== WHAT IS NEEDED ==
Return all the data below as it stands, minus the pictures.
────────────────────────────────────────
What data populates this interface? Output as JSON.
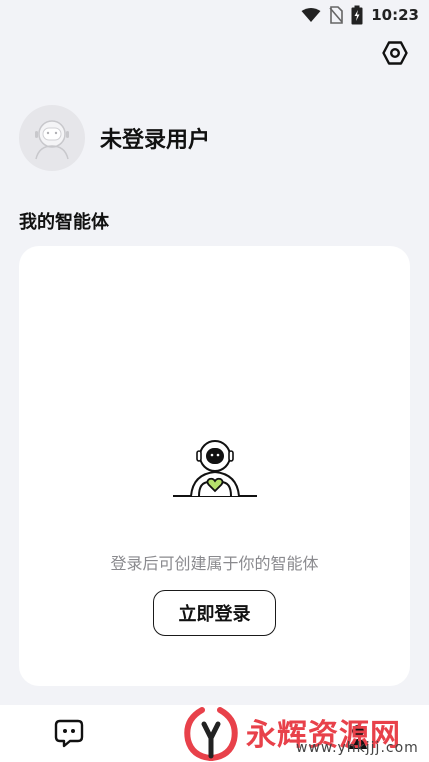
{
  "status_bar": {
    "time": "10:23",
    "icons": [
      "wifi-icon",
      "no-sim-icon",
      "battery-charging-icon"
    ]
  },
  "header": {
    "settings_icon": "settings-hexagon-icon"
  },
  "profile": {
    "avatar_icon": "robot-avatar-icon",
    "username": "未登录用户"
  },
  "section": {
    "title": "我的智能体"
  },
  "empty_state": {
    "illustration": "astronaut-heart-mascot",
    "message": "登录后可创建属于你的智能体",
    "login_button": "立即登录"
  },
  "bottom_nav": {
    "items": [
      "chat-icon",
      "profile-icon"
    ]
  },
  "watermark": {
    "text": "永辉资源网",
    "url": "www.yhkjjj.com"
  },
  "colors": {
    "background": "#f2f3f7",
    "card": "#ffffff",
    "heart_green": "#b5e06b",
    "watermark_red": "#e8414a"
  }
}
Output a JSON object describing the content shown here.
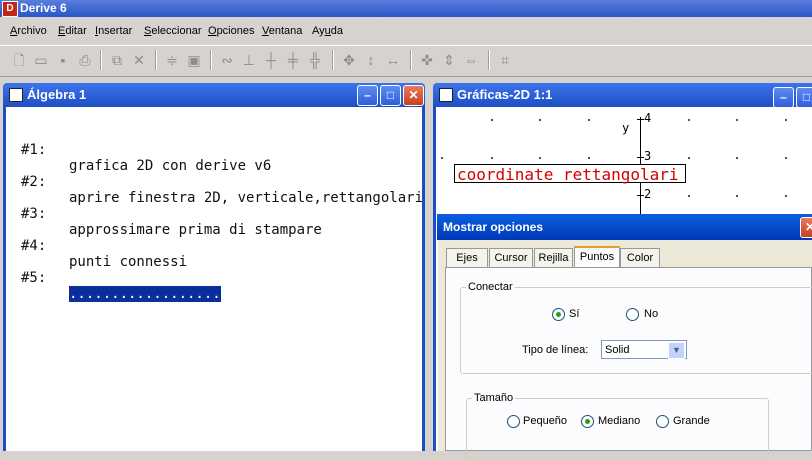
{
  "app": {
    "title": "Derive 6",
    "logo_letter": "D"
  },
  "menu": [
    {
      "label": "Archivo",
      "mnemonic": "A",
      "rest": "rchivo"
    },
    {
      "label": "Editar",
      "mnemonic": "E",
      "rest": "ditar"
    },
    {
      "label": "Insertar",
      "mnemonic": "I",
      "rest": "nsertar"
    },
    {
      "label": "Seleccionar",
      "mnemonic": "S",
      "rest": "eleccionar"
    },
    {
      "label": "Opciones",
      "mnemonic": "O",
      "rest": "pciones"
    },
    {
      "label": "Ventana",
      "mnemonic": "V",
      "rest": "entana"
    },
    {
      "label": "Ayuda",
      "pre": "Ay",
      "mnemonic": "u",
      "rest": "da"
    }
  ],
  "toolbar": {
    "icons": [
      "new-file-icon",
      "open-folder-icon",
      "save-icon",
      "print-icon",
      "copy-icon",
      "delete-icon",
      "simplify-icon",
      "approximate-icon",
      "expand-icon",
      "factor-icon",
      "integrate-icon",
      "differentiate-icon",
      "limit-icon",
      "move-icon",
      "vertical-icon",
      "horizontal-icon",
      "center-icon",
      "zoom-in-icon",
      "zoom-out-icon",
      "zoom-icon"
    ]
  },
  "algebra_window": {
    "title": "Álgebra 1",
    "expressions": [
      {
        "label": "#1:",
        "text": "grafica 2D con derive v6"
      },
      {
        "label": "#2:",
        "text": "aprire finestra 2D, verticale,rettangolari"
      },
      {
        "label": "#3:",
        "text": "approssimare prima di stampare"
      },
      {
        "label": "#4:",
        "text": "punti connessi"
      },
      {
        "label": "#5:",
        "text": "..................",
        "selected": true
      }
    ]
  },
  "graphics_window": {
    "title": "Gráficas-2D 1:1",
    "axis_label_y": "y",
    "ticks": [
      "4",
      "3",
      "2"
    ],
    "annotation": "coordinate rettangolari"
  },
  "dialog": {
    "title": "Mostrar opciones",
    "tabs": [
      "Ejes",
      "Cursor",
      "Rejilla",
      "Puntos",
      "Color"
    ],
    "active_tab": "Puntos",
    "conectar": {
      "legend": "Conectar",
      "yes_label": "Sí",
      "no_label": "No",
      "selected": "Sí"
    },
    "line_type": {
      "label": "Tipo de línea:",
      "value": "Solid"
    },
    "size": {
      "legend": "Tamaño",
      "options": [
        "Pequeño",
        "Mediano",
        "Grande"
      ],
      "selected": "Mediano"
    }
  },
  "colors": {
    "title_blue": "#1d4ec4",
    "annotation_red": "#d40000",
    "selection": "#0a2f9c"
  }
}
────────────────────────────────────────
== THE RESULT ==
What data populates this interface? Output as JSON.
{
  "status_bar": {
    "time": "10:23",
    "icons": [
      "wifi-icon",
      "no-sim-icon",
      "battery-charging-icon"
    ]
  },
  "header": {
    "settings_icon": "settings-hexagon-icon"
  },
  "profile": {
    "avatar_icon": "robot-avatar-icon",
    "username": "未登录用户"
  },
  "section": {
    "title": "我的智能体"
  },
  "empty_state": {
    "illustration": "astronaut-heart-mascot",
    "message": "登录后可创建属于你的智能体",
    "login_button": "立即登录"
  },
  "bottom_nav": {
    "items": [
      "chat-icon",
      "profile-icon"
    ]
  },
  "watermark": {
    "text": "永辉资源网",
    "url": "www.yhkjjj.com"
  },
  "colors": {
    "background": "#f2f3f7",
    "card": "#ffffff",
    "heart_green": "#b5e06b",
    "watermark_red": "#e8414a"
  }
}
Output a JSON object describing the content shown here.
{
  "app": {
    "title": "Derive 6",
    "logo_letter": "D"
  },
  "menu": [
    {
      "label": "Archivo",
      "mnemonic": "A",
      "rest": "rchivo"
    },
    {
      "label": "Editar",
      "mnemonic": "E",
      "rest": "ditar"
    },
    {
      "label": "Insertar",
      "mnemonic": "I",
      "rest": "nsertar"
    },
    {
      "label": "Seleccionar",
      "mnemonic": "S",
      "rest": "eleccionar"
    },
    {
      "label": "Opciones",
      "mnemonic": "O",
      "rest": "pciones"
    },
    {
      "label": "Ventana",
      "mnemonic": "V",
      "rest": "entana"
    },
    {
      "label": "Ayuda",
      "pre": "Ay",
      "mnemonic": "u",
      "rest": "da"
    }
  ],
  "toolbar": {
    "icons": [
      "new-file-icon",
      "open-folder-icon",
      "save-icon",
      "print-icon",
      "copy-icon",
      "delete-icon",
      "simplify-icon",
      "approximate-icon",
      "expand-icon",
      "factor-icon",
      "integrate-icon",
      "differentiate-icon",
      "limit-icon",
      "move-icon",
      "vertical-icon",
      "horizontal-icon",
      "center-icon",
      "zoom-in-icon",
      "zoom-out-icon",
      "zoom-icon"
    ]
  },
  "algebra_window": {
    "title": "Álgebra 1",
    "expressions": [
      {
        "label": "#1:",
        "text": "grafica 2D con derive v6"
      },
      {
        "label": "#2:",
        "text": "aprire finestra 2D, verticale,rettangolari"
      },
      {
        "label": "#3:",
        "text": "approssimare prima di stampare"
      },
      {
        "label": "#4:",
        "text": "punti connessi"
      },
      {
        "label": "#5:",
        "text": "..................",
        "selected": true
      }
    ]
  },
  "graphics_window": {
    "title": "Gráficas-2D 1:1",
    "axis_label_y": "y",
    "ticks": [
      "4",
      "3",
      "2"
    ],
    "annotation": "coordinate rettangolari"
  },
  "dialog": {
    "title": "Mostrar opciones",
    "tabs": [
      "Ejes",
      "Cursor",
      "Rejilla",
      "Puntos",
      "Color"
    ],
    "active_tab": "Puntos",
    "conectar": {
      "legend": "Conectar",
      "yes_label": "Sí",
      "no_label": "No",
      "selected": "Sí"
    },
    "line_type": {
      "label": "Tipo de línea:",
      "value": "Solid"
    },
    "size": {
      "legend": "Tamaño",
      "options": [
        "Pequeño",
        "Mediano",
        "Grande"
      ],
      "selected": "Mediano"
    }
  },
  "colors": {
    "title_blue": "#1d4ec4",
    "annotation_red": "#d40000",
    "selection": "#0a2f9c"
  }
}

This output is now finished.